§ **Stated exercise**:
Where a line holds "Kontrollera", copy it.

[Rows from a dataset]
○ ○ ○ ○ ○
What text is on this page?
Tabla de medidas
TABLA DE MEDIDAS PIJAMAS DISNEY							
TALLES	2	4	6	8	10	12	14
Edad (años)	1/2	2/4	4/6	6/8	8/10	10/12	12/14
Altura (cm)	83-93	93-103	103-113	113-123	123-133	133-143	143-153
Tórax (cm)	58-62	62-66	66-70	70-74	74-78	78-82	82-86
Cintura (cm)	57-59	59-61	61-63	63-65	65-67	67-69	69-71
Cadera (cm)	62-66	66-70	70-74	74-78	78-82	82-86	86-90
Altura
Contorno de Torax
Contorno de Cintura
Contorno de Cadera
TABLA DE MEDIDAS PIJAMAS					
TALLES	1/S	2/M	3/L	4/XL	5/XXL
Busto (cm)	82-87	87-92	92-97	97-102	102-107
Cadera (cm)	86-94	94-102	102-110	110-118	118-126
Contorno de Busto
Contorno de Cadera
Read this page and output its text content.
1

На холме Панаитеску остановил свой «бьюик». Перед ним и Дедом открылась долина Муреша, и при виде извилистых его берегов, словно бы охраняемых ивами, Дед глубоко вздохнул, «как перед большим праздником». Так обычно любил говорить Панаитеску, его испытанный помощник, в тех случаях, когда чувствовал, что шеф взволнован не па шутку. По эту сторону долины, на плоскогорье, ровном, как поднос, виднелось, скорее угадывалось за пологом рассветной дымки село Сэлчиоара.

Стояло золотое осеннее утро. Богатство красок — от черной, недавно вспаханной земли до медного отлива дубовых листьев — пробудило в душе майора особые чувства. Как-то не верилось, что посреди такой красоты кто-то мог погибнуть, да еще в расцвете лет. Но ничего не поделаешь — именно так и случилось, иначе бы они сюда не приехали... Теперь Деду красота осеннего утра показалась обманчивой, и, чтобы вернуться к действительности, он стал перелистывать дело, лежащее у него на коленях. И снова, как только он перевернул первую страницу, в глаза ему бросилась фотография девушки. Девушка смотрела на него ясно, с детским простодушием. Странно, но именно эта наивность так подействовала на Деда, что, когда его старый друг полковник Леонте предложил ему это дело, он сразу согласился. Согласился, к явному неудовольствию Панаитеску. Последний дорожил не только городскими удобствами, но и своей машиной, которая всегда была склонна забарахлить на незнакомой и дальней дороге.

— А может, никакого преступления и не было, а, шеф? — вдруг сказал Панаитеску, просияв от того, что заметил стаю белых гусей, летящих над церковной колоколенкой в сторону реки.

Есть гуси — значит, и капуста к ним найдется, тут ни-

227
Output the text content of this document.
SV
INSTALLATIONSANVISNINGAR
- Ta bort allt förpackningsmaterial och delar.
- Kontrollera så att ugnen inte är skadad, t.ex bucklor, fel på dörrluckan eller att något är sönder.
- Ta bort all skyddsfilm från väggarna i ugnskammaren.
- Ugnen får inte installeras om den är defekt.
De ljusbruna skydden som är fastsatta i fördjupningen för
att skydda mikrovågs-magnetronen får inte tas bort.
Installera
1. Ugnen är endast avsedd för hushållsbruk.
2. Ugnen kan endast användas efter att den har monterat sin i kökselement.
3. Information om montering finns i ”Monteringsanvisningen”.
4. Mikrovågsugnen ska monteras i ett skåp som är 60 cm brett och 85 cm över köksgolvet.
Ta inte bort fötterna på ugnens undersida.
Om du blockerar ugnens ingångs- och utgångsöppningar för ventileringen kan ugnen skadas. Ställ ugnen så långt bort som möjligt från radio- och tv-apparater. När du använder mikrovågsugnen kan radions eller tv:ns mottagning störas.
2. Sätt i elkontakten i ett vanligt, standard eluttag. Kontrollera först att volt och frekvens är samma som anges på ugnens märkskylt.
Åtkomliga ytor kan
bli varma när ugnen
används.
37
○ ○ ○ ○ ○
§ **Response to the task**:
- Kontrollera så att ugnen inte är skadad, t.ex bucklor, fel på dörrluckan eller att något är sönder.
2. Sätt i elkontakten i ett vanligt, standard eluttag. Kontrollera först att volt och frekvens är samma som anges på ugnens märkskylt.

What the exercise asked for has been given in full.